*Written task*: Your task is to filter the data below down to the lines holding "Soziales".

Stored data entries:

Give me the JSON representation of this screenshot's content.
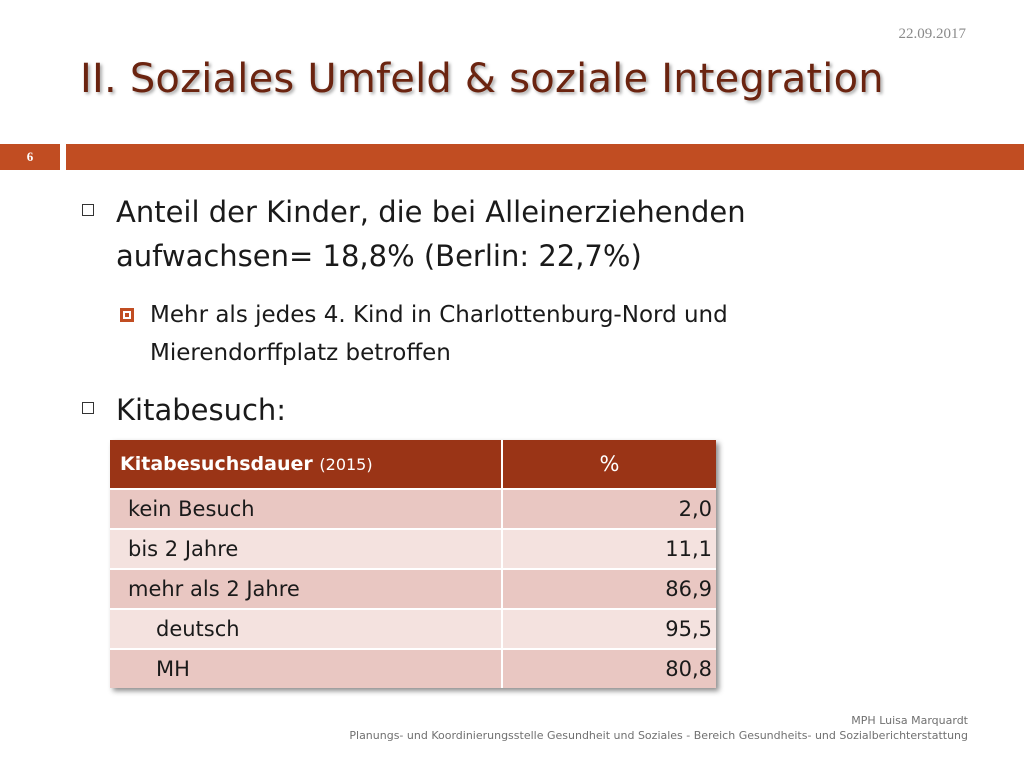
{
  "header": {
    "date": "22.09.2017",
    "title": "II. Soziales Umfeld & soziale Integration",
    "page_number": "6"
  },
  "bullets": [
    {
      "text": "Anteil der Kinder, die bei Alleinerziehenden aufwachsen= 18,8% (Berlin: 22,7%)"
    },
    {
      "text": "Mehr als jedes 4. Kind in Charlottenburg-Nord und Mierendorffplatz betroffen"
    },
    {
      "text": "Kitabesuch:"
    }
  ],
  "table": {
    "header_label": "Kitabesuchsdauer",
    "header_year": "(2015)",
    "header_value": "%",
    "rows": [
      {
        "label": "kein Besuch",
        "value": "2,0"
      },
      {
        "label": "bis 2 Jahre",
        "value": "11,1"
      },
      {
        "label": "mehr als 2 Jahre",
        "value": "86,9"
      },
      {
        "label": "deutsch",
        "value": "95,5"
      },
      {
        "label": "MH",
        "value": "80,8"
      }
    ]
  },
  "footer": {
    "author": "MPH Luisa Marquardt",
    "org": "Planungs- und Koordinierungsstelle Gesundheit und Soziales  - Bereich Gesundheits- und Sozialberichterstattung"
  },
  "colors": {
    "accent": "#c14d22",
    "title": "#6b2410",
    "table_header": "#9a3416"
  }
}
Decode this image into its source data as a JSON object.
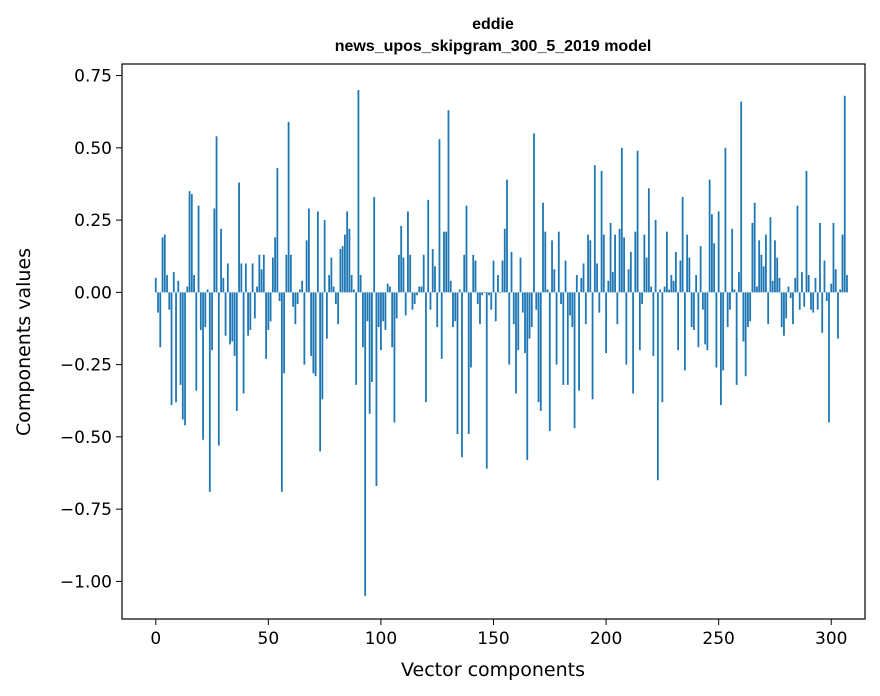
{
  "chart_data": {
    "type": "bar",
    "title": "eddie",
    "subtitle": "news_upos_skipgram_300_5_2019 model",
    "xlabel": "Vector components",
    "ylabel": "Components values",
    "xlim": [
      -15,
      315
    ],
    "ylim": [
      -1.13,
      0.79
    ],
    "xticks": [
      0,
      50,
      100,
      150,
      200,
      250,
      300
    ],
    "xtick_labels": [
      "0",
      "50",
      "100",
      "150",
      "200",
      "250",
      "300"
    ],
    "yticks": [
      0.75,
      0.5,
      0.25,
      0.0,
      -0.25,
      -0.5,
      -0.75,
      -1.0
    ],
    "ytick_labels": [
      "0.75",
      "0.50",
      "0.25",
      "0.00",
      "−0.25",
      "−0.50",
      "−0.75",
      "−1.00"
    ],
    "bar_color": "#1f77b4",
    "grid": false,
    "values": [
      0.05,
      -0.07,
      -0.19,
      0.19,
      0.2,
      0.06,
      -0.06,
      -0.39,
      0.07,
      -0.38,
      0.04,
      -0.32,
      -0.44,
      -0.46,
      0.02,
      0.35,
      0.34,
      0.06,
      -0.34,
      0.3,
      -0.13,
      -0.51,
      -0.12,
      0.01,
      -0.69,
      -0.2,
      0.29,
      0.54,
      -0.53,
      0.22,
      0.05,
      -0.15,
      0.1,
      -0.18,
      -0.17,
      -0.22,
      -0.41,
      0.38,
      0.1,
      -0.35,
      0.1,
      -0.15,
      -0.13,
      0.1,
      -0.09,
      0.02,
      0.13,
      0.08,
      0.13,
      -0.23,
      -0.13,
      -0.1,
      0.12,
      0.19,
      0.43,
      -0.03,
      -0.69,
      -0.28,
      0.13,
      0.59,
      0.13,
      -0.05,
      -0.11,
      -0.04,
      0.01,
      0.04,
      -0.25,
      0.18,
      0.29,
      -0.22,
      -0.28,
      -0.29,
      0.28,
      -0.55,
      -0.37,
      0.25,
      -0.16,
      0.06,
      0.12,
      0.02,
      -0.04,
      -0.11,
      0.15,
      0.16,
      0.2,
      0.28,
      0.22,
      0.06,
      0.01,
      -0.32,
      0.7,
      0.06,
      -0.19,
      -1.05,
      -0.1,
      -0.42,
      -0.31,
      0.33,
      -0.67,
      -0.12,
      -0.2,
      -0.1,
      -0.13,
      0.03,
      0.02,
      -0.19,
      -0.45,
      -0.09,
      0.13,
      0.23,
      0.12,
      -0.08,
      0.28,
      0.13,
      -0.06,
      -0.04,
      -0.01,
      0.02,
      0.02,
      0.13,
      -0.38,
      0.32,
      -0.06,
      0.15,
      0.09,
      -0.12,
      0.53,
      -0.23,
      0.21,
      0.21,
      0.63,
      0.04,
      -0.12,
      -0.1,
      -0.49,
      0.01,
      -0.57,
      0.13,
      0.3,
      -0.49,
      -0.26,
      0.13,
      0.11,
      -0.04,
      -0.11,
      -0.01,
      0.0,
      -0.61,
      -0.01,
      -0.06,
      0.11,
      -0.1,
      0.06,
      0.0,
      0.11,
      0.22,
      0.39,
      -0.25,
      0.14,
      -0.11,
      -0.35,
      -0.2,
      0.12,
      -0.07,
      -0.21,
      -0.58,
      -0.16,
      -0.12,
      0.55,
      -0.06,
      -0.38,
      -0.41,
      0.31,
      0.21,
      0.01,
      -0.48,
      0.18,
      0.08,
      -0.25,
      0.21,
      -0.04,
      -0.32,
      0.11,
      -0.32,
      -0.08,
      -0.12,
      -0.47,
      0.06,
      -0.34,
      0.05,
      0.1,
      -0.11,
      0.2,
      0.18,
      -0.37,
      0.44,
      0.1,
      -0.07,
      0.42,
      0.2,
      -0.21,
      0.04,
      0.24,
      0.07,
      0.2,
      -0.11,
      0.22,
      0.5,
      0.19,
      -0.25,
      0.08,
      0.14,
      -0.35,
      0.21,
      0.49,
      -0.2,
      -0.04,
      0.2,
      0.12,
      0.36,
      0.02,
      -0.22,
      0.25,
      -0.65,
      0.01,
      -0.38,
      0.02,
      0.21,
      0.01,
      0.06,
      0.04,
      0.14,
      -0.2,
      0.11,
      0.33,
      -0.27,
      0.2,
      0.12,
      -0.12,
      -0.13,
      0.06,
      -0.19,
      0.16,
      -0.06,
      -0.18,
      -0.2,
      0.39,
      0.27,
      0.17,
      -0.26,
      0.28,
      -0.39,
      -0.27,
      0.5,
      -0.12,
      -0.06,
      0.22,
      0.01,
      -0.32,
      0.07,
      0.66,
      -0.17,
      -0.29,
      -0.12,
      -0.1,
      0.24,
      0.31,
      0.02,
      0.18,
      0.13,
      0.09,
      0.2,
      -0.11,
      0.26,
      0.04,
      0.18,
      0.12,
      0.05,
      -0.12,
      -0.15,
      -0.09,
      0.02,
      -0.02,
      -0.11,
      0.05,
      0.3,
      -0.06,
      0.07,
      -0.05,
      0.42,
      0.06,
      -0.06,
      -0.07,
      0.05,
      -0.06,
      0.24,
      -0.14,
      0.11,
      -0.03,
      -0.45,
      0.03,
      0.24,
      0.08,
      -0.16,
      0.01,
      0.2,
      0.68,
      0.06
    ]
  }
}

*Full response*:
    "title": "II. Soziales Umfeld & soziale Integration",
    "org": "Planungs- und Koordinierungsstelle Gesundheit und Soziales  - Bereich Gesundheits- und Sozialberichterstattung"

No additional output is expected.